AIM: Which lines hold the word "change"? Show each of them.
***** DATASET EXCERPTS *****
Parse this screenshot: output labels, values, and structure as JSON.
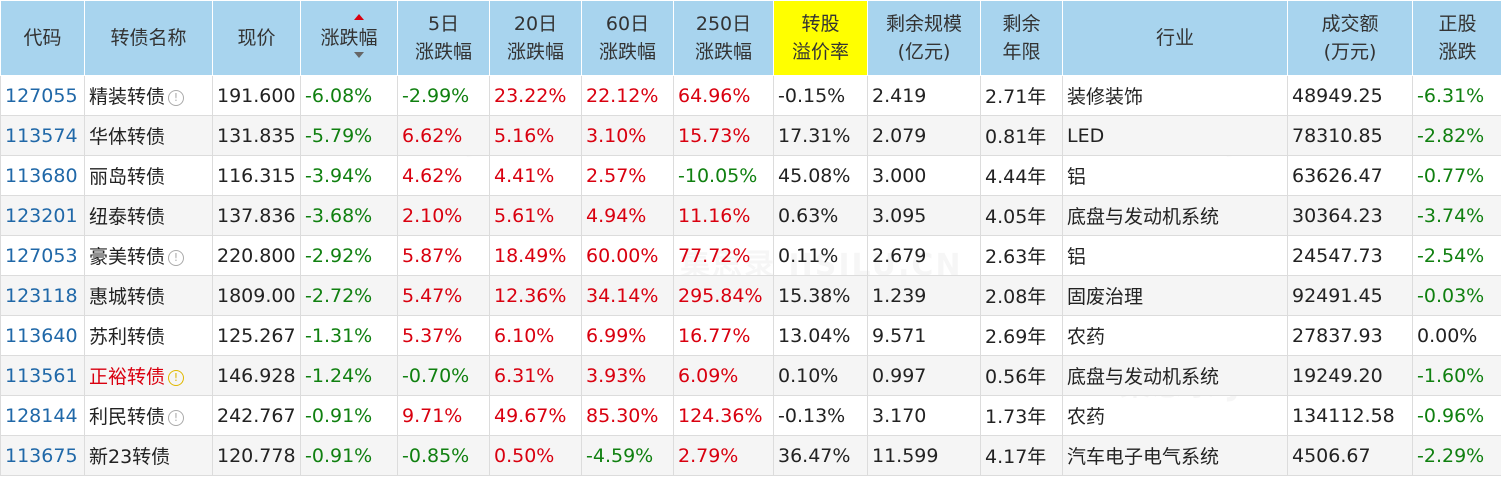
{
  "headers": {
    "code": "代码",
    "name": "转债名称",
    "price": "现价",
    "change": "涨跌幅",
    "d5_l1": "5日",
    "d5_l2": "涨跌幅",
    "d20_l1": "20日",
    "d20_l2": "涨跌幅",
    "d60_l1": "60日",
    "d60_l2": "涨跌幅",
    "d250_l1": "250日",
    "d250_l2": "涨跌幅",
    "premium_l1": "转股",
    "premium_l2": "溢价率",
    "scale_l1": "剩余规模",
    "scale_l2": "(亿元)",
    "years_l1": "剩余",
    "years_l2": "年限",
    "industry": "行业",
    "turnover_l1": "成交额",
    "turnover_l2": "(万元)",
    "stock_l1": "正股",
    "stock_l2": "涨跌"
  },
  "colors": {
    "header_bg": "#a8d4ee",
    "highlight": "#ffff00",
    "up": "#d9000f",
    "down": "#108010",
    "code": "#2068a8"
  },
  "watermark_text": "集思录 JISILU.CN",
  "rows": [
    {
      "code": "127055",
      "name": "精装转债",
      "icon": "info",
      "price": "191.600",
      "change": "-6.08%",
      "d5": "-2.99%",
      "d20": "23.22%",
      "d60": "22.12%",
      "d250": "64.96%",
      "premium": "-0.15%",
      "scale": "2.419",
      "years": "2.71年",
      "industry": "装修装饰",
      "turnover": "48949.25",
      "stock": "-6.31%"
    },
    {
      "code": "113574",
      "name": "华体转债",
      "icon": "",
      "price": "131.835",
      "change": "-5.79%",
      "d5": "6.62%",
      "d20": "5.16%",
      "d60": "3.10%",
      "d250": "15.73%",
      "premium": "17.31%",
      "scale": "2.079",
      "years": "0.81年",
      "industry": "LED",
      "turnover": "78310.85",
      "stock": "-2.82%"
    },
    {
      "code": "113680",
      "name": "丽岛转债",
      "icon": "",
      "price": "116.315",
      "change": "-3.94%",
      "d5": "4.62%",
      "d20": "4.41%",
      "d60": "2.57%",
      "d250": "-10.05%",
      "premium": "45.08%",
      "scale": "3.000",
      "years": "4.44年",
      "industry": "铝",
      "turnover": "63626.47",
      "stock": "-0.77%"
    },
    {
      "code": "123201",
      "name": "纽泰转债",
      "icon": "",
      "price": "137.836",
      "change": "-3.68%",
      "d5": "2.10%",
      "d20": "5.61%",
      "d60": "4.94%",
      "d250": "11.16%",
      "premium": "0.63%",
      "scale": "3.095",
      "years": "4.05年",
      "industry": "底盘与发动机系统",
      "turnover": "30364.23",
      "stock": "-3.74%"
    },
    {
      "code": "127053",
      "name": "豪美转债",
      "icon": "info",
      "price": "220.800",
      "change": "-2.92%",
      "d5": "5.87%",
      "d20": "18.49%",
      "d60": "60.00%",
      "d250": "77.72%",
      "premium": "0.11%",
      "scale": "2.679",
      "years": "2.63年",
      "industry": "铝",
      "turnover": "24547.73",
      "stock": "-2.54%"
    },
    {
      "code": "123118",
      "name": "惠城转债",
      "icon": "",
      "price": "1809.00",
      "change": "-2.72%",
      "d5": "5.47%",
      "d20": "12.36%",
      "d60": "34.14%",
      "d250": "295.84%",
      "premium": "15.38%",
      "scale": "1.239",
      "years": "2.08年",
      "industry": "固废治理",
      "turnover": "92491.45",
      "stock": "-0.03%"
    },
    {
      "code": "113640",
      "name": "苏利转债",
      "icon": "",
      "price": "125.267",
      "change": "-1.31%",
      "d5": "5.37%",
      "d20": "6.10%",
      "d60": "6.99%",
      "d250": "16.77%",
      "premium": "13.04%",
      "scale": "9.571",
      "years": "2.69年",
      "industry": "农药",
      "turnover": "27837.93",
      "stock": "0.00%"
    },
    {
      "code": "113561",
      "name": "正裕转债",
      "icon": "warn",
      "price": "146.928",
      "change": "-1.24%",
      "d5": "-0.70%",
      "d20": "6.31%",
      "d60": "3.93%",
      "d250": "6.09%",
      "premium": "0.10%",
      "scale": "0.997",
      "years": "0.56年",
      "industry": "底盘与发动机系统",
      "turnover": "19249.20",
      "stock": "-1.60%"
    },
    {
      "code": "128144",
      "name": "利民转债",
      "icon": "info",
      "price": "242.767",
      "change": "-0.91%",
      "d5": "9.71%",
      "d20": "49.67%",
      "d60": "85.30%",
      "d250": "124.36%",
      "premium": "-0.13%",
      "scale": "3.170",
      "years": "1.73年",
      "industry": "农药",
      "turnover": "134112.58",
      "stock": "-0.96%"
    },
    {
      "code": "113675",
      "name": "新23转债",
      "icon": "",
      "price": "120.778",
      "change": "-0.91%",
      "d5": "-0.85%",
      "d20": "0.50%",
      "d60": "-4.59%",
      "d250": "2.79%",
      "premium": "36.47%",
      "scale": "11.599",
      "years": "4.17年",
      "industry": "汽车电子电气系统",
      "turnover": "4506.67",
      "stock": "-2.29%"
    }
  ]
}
*****
SOLVED EXERCISE:
    "change": "涨跌幅",
      "change": "-6.08%",
      "change": "-5.79%",
      "change": "-3.94%",
      "change": "-3.68%",
      "change": "-2.92%",
      "change": "-2.72%",
      "change": "-1.31%",
      "change": "-1.24%",
      "change": "-0.91%",
      "change": "-0.91%",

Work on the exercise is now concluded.